* begin SUPPLIED RECORDS *
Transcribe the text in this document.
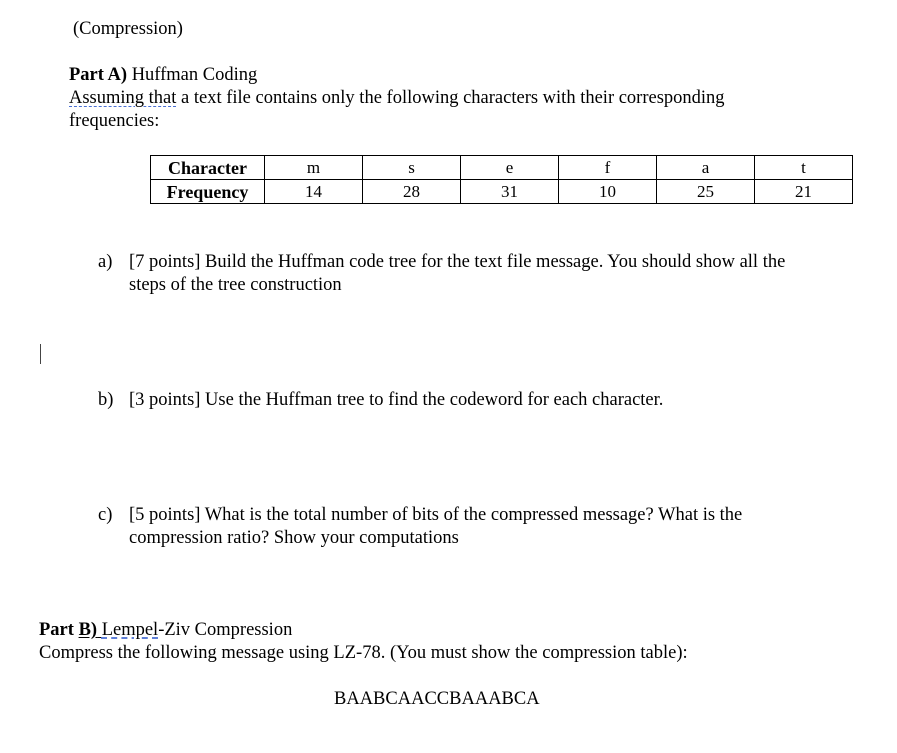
(Compression)
Part A) Huffman Coding
Assuming that a text file contains only the following characters with their corresponding
frequencies:
Character	m	s	e	f	a	t
Frequency	14	28	31	10	25	21
a) [7 points] Build the Huffman code tree for the text file message. You should show all the
steps of the tree construction
b) [3 points] Use the Huffman tree to find the codeword for each character.
c) [5 points] What is the total number of bits of the compressed message? What is the
compression ratio? Show your computations
Part B) Lempel-Ziv Compression
Compress the following message using LZ-78. (You must show the compression table):
BAABCAACCBAAABCA
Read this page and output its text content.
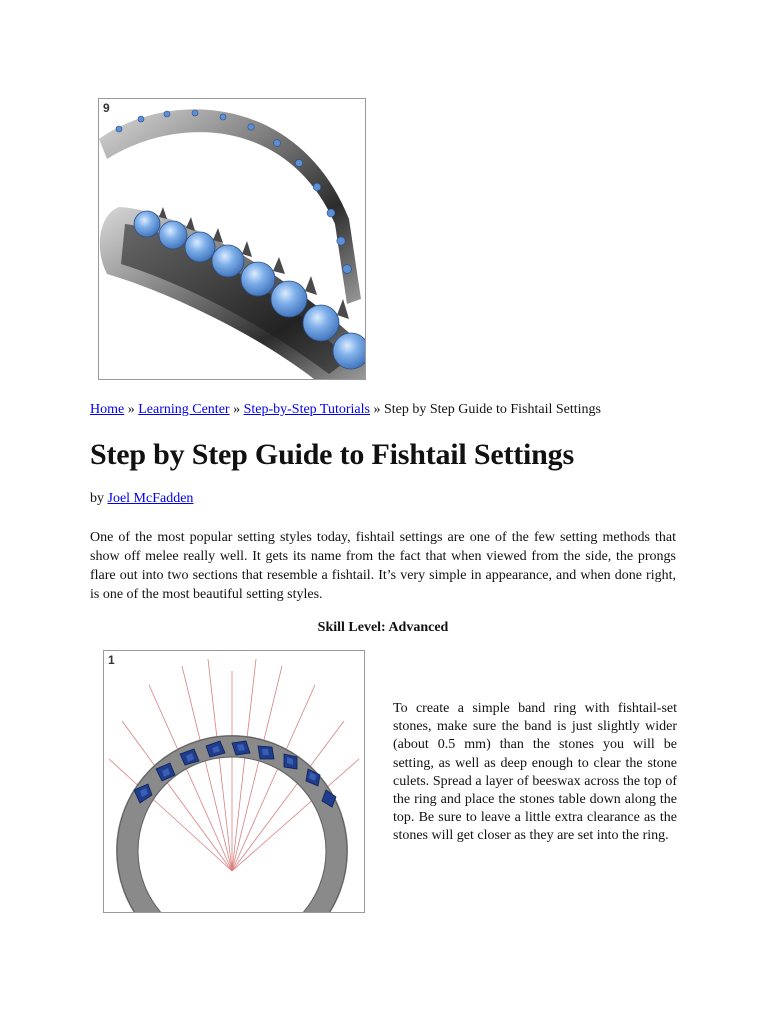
9
Home » Learning Center » Step-by-Step Tutorials » Step by Step Guide to Fishtail Settings
Step by Step Guide to Fishtail Settings
by Joel McFadden

One of the most popular setting styles today, fishtail settings are one of the few setting methods that show off melee really well. It gets its name from the fact that when viewed from the side, the prongs flare out into two sections that resemble a fishtail. It’s very simple in appearance, and when done right, is one of the most beautiful setting styles.

Skill Level: Advanced
1

To create a simple band ring with fishtail-set stones, make sure the band is just slightly wider (about 0.5 mm) than the stones you will be setting, as well as deep enough to clear the stone culets. Spread a layer of beeswax across the top of the ring and place the stones table down along the top. Be sure to leave a little extra clearance as the stones will get closer as they are set into the ring.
* end SUPPLIED RECORDS *
**PROBLEM DESCRIPTION**
Each record above should come back exactly the same, only without its pictures.

**OUTPUT OF THE TASK**
Transcribe the text in this document.
(Compression)
Part A) Huffman Coding
Assuming that a text file contains only the following characters with their corresponding
frequencies:
Character	m	s	e	f	a	t
Frequency	14	28	31	10	25	21
a) [7 points] Build the Huffman code tree for the text file message. You should show all the
steps of the tree construction
b) [3 points] Use the Huffman tree to find the codeword for each character.
c) [5 points] What is the total number of bits of the compressed message? What is the
compression ratio? Show your computations
Part B) Lempel-Ziv Compression
Compress the following message using LZ-78. (You must show the compression table):
BAABCAACCBAAABCA
Read this page and output its text content.
9
Home » Learning Center » Step-by-Step Tutorials » Step by Step Guide to Fishtail Settings
Step by Step Guide to Fishtail Settings
by Joel McFadden

One of the most popular setting styles today, fishtail settings are one of the few setting methods that show off melee really well. It gets its name from the fact that when viewed from the side, the prongs flare out into two sections that resemble a fishtail. It’s very simple in appearance, and when done right, is one of the most beautiful setting styles.

Skill Level: Advanced
1

To create a simple band ring with fishtail-set stones, make sure the band is just slightly wider (about 0.5 mm) than the stones you will be setting, as well as deep enough to clear the stone culets. Spread a layer of beeswax across the top of the ring and place the stones table down along the top. Be sure to leave a little extra clearance as the stones will get closer as they are set into the ring.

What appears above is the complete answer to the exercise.